* **WRITTEN INSTRUCTION**
Find each line containing the string "JSON". Copy it.

* **INPUT FOR THIS TASK**
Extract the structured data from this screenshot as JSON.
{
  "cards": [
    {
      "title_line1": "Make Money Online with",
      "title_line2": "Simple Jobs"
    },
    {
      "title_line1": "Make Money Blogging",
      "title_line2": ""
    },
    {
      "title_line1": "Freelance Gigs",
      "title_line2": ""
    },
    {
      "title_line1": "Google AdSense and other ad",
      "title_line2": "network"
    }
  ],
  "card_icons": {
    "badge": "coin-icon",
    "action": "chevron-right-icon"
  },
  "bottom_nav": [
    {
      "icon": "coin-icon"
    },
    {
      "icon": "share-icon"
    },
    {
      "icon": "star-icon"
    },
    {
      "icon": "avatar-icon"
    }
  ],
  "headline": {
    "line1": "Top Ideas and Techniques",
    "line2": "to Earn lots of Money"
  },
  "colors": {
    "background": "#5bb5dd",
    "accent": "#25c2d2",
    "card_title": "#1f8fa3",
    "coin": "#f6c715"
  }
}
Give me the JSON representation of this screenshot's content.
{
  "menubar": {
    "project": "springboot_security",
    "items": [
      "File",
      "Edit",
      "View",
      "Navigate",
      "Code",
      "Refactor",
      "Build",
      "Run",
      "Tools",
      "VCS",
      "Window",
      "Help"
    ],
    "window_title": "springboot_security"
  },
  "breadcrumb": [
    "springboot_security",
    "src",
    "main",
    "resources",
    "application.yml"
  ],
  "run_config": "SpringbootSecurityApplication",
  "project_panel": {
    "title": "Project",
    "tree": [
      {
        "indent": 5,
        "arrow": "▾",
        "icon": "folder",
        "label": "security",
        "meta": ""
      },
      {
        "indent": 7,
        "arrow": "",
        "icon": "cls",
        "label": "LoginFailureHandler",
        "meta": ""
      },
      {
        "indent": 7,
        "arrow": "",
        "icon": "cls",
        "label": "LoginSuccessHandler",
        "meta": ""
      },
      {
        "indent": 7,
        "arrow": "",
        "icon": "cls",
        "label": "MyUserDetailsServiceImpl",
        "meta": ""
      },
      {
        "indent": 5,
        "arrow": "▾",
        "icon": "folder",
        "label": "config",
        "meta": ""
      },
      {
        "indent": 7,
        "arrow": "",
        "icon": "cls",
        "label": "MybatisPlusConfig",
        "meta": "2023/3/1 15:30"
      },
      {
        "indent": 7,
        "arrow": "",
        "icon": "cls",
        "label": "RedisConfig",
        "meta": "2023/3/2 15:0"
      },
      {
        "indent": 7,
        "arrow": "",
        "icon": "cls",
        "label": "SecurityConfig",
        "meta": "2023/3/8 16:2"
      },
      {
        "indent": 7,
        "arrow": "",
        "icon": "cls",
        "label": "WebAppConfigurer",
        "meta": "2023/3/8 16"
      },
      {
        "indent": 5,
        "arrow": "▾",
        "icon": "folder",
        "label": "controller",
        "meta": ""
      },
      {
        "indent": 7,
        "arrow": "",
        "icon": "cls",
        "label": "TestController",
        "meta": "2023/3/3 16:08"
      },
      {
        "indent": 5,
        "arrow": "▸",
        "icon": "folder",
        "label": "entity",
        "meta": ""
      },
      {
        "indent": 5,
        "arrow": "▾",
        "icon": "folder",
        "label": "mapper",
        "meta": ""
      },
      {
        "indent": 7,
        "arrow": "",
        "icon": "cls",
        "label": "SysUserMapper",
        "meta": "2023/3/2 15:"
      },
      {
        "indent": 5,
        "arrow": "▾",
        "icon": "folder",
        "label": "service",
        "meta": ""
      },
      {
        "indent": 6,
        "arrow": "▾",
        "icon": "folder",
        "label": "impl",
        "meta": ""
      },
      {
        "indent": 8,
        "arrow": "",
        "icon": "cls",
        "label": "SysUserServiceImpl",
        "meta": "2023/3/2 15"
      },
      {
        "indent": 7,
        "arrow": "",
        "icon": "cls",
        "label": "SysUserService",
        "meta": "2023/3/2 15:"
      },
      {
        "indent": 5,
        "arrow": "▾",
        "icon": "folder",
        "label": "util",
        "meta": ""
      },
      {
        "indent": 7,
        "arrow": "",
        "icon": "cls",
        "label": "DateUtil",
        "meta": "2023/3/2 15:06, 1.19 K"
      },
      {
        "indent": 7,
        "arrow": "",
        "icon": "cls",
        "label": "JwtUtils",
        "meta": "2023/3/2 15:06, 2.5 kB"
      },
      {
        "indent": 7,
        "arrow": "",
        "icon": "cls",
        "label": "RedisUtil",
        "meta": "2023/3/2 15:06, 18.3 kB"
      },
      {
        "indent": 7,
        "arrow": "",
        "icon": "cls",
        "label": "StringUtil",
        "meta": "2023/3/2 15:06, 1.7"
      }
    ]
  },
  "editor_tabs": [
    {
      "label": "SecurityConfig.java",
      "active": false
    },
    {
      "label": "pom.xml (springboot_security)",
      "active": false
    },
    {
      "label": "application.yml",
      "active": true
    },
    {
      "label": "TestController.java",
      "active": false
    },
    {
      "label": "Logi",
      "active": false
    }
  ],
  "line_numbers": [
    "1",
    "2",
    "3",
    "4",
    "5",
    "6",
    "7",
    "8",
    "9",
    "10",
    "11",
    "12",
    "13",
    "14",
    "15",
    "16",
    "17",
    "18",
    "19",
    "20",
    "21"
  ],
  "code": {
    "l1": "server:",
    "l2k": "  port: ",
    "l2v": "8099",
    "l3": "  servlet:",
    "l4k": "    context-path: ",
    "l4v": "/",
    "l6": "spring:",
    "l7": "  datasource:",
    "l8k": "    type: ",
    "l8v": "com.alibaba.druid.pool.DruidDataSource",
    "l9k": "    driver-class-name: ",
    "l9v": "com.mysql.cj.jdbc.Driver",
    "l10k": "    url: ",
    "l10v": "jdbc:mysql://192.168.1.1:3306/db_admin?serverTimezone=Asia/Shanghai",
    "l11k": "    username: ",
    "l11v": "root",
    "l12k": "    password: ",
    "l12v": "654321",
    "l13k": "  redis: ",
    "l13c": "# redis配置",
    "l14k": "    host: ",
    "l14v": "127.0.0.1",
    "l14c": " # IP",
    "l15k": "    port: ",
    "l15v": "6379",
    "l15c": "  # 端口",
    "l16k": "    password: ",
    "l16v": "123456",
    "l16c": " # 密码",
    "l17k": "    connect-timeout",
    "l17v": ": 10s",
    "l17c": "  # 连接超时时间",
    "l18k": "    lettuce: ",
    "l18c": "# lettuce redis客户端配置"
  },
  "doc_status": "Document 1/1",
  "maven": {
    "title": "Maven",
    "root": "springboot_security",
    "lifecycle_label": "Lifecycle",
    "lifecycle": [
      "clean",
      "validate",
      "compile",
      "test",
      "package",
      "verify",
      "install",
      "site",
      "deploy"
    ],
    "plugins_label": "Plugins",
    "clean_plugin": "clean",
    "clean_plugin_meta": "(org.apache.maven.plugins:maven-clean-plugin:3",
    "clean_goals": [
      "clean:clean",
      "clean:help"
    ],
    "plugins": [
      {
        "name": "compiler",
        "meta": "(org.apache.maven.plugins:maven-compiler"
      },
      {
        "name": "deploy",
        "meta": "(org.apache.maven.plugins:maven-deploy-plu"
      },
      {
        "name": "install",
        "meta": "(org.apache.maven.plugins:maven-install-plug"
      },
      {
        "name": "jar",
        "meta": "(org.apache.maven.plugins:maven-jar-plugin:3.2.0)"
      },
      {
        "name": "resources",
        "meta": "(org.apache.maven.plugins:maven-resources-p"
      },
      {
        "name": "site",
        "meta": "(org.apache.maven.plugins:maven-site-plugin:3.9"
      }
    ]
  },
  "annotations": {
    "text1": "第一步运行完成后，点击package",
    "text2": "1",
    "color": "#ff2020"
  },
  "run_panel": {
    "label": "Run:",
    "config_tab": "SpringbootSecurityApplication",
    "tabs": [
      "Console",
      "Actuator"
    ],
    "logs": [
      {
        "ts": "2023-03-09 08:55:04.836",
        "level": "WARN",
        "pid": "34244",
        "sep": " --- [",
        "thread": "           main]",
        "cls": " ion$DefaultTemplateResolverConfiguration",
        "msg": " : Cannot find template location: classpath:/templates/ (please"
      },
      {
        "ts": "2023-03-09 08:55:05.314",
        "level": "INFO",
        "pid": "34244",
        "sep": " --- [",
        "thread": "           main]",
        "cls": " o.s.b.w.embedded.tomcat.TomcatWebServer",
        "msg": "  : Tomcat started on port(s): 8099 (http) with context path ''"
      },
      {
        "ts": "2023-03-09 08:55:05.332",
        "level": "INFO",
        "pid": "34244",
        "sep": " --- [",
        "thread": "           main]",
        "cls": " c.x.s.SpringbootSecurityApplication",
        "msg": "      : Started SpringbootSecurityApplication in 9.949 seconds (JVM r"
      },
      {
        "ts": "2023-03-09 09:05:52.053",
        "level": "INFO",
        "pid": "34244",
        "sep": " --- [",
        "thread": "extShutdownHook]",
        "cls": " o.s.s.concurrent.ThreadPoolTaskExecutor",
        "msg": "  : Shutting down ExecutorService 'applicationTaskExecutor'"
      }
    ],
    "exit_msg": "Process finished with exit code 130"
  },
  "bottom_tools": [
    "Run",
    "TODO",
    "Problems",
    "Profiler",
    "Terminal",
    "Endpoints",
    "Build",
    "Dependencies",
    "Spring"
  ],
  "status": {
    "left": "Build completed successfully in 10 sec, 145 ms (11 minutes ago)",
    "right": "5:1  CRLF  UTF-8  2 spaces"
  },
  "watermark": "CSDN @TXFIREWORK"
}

* **SOLUTION BELOW**
Extract the structured data from this screenshot as JSON.
Give me the JSON representation of this screenshot's content.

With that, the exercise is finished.